• **Stored data entries**:
▼

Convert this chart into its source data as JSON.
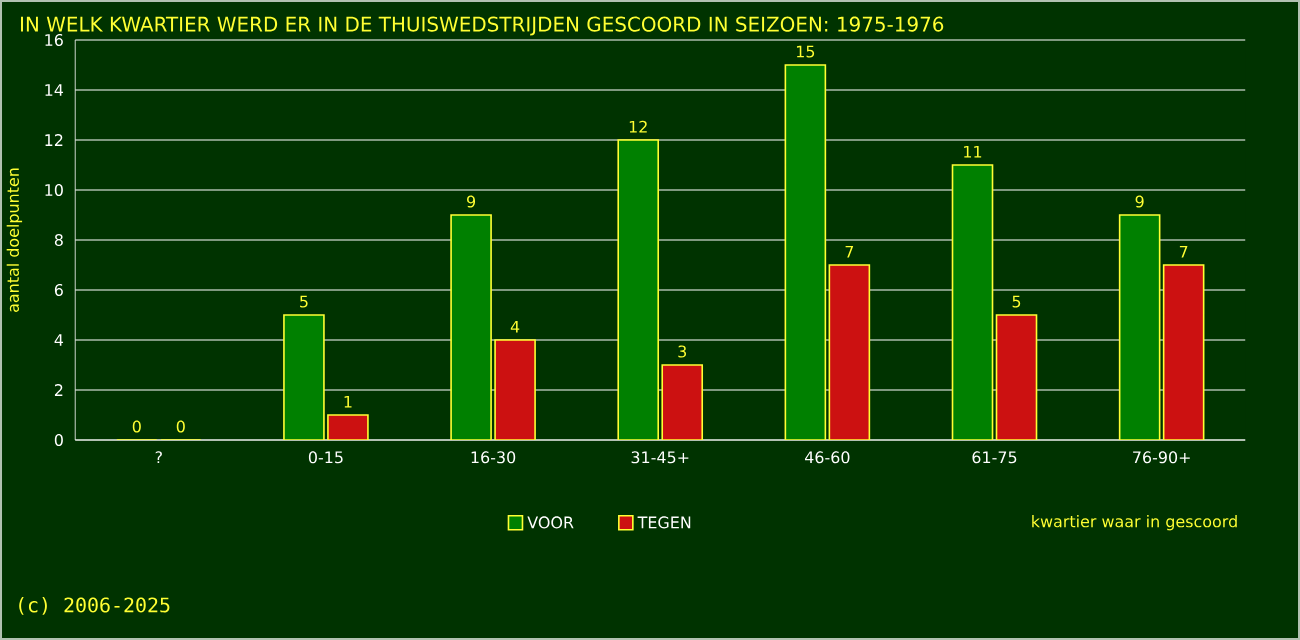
{
  "chart_data": {
    "type": "bar",
    "title": "IN WELK KWARTIER WERD ER IN DE THUISWEDSTRIJDEN GESCOORD IN SEIZOEN: 1975-1976",
    "xlabel": "kwartier waar in gescoord",
    "ylabel": "aantal doelpunten",
    "categories": [
      "?",
      "0-15",
      "16-30",
      "31-45+",
      "46-60",
      "61-75",
      "76-90+"
    ],
    "series": [
      {
        "name": "VOOR",
        "color": "#008000",
        "values": [
          0,
          5,
          9,
          12,
          15,
          11,
          9
        ]
      },
      {
        "name": "TEGEN",
        "color": "#cc1111",
        "values": [
          0,
          1,
          4,
          3,
          7,
          5,
          7
        ]
      }
    ],
    "ylim": [
      0,
      16
    ],
    "yticks": [
      0,
      2,
      4,
      6,
      8,
      10,
      12,
      14,
      16
    ],
    "grid": "y",
    "legend": "bottom",
    "data_labels": true,
    "annotations": [
      "(c) 2006-2025"
    ]
  }
}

▲

• **Do this**:
Your task is to repeat the material above exactly, without its pictures.

• **Answer in full**:
Convert this chart into its source data as JSON.
{
  "chart_data": {
    "type": "bar",
    "title": "IN WELK KWARTIER WERD ER IN DE THUISWEDSTRIJDEN GESCOORD IN SEIZOEN: 1975-1976",
    "xlabel": "kwartier waar in gescoord",
    "ylabel": "aantal doelpunten",
    "categories": [
      "?",
      "0-15",
      "16-30",
      "31-45+",
      "46-60",
      "61-75",
      "76-90+"
    ],
    "series": [
      {
        "name": "VOOR",
        "color": "#008000",
        "values": [
          0,
          5,
          9,
          12,
          15,
          11,
          9
        ]
      },
      {
        "name": "TEGEN",
        "color": "#cc1111",
        "values": [
          0,
          1,
          4,
          3,
          7,
          5,
          7
        ]
      }
    ],
    "ylim": [
      0,
      16
    ],
    "yticks": [
      0,
      2,
      4,
      6,
      8,
      10,
      12,
      14,
      16
    ],
    "grid": "y",
    "legend": "bottom",
    "data_labels": true,
    "annotations": [
      "(c) 2006-2025"
    ]
  }
}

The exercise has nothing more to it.